(TEXT TO READ):
These computer program instructions may also be stored in a
computer readable medium that can direct a computer or other
programmable data processing apparatus to function in a particular
manner, such that the instructions stored in the computer readable
medium produce an article of manufacture including instruction
means which implement the function/act specified in the flowchart
and/or block diagram block or blocks.
[0016] The computer program instructions may also be loaded onto a
computer or other programmable data processing apparatus to cause a
series of operational steps to be performed on the computer or
other programmable apparatus to produce a computer implemented
process such that the instructions which execute on the computer or
other programmable apparatus provide processes for implementing the
functions/acts specified in the flowchart and/or block diagram
block or blocks.
[0017] FIG. 1 depicts a pictorial representation of a network of
data processing systems in which illustrative embodiments may be
implemented. Network data processing system 100 is a network of
computers in which the illustrative embodiments may be implemented.
Network data processing system 100 contains network 102, which is
the medium used to provide communications links between various
devices and computers connected together within network data
processing system 100. Network 102 may include connections, such as
wire, wireless communication links, or fiber optic cables.
[0018] In the depicted example, server 104 and server 106 connect
to network 102 along with storage unit 108. In addition, clients
110, 112, and 114 connect to network 102. Clients 110, 112, and 114
may be, for example, personal computers or network computers. In
the depicted example, server 104 provides data, such as boot files,
operating system images, and applications to clients 110, 112, and
114. Clients 110, 112, and 114 are clients to server 104 in this
example. Network data processing system 100 may include additional
servers, clients, and other devices not shown.
[0019] In the depicted example, network data processing system 100
is the Internet with network 102 representing a worldwide
collection of networks and gateways that use the Transmission
Control Protocol/Internet Protocol (TCP/IP) suite of protocols to
communicate with one another. At the heart of the Internet is a
backbone of high-speed data communication lines between major nodes
or host computers, consisting of thousands of commercial,
governmental, educational, and other computer systems that route
data and messages. Of course, network data processing system 100
also may be implemented as a number of different types of networks,
such as for example, an intranet, a local area network (LAN), or a
wide area network (WAN). FIG. 1 is intended as an example, and not
as an architectural limitation for the different illustrative
embodiments.
[0020] With reference now to FIG. 2, a block diagram of a data
processing system is shown in which illustrative embodiments may be
implemented. Data processing system 200 is an example of a
computer, such as server 104 or client 110 in FIG. 1, in which
computer usable program code or instructions implementing the
processes may be located for the illustrative embodiments. In this
illustrative example, data processing system 200 includes
communications fabric 202, which provides communications between
processor unit 204, memory 206, persistent storage 208,
communications unit 210, input/output (I/O) unit 212, and display
214.

(STORED DATA):
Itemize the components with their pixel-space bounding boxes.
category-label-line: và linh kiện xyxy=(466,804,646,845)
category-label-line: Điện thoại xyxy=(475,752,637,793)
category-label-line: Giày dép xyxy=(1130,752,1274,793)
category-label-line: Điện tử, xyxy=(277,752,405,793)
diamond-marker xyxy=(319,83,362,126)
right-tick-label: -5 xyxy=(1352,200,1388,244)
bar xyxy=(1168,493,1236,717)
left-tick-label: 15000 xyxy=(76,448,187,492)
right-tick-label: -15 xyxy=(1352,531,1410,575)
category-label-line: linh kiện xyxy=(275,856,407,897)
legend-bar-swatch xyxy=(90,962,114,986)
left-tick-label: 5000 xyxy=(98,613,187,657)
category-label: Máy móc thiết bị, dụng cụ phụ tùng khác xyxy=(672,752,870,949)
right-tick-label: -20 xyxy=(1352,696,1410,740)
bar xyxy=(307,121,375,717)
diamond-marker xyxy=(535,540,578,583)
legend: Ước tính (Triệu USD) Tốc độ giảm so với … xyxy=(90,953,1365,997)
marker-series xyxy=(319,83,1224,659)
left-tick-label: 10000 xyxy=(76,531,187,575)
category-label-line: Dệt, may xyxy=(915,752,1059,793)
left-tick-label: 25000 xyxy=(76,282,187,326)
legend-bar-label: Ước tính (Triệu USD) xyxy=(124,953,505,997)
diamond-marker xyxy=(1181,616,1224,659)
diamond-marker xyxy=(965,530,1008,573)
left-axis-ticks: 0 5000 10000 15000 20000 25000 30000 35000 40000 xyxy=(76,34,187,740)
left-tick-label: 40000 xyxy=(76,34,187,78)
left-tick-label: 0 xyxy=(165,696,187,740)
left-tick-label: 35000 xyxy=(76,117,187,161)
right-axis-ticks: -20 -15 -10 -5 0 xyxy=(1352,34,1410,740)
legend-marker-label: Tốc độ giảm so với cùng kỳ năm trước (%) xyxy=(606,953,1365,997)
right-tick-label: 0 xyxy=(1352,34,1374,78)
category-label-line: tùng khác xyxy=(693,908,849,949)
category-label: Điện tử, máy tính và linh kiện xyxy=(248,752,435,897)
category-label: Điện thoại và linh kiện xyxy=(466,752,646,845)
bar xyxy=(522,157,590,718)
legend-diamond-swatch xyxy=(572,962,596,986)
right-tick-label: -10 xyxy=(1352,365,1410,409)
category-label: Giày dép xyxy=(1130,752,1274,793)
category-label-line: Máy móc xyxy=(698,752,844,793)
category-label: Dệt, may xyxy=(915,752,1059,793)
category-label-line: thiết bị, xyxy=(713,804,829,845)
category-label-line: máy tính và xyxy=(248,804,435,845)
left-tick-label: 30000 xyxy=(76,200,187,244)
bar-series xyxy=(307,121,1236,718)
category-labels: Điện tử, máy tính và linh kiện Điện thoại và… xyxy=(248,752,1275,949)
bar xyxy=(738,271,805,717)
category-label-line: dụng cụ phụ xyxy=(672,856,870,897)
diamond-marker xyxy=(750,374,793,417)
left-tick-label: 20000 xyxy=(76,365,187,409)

(WHAT TO WORK ON):
Write out the passage on data processing networks word for word, from "Network data processing system 100 contains" to "devices not shown.".

(REPLY):
Network data processing system 100 contains network 102, which is
the medium used to provide communications links between various
devices and computers connected together within network data
processing system 100. Network 102 may include connections, such as
wire, wireless communication links, or fiber optic cables.
[0018] In the depicted example, server 104 and server 106 connect
to network 102 along with storage unit 108. In addition, clients
110, 112, and 114 connect to network 102. Clients 110, 112, and 114
may be, for example, personal computers or network computers. In
the depicted example, server 104 provides data, such as boot files,
operating system images, and applications to clients 110, 112, and
114. Clients 110, 112, and 114 are clients to server 104 in this
example. Network data processing system 100 may include additional
servers, clients, and other devices not shown.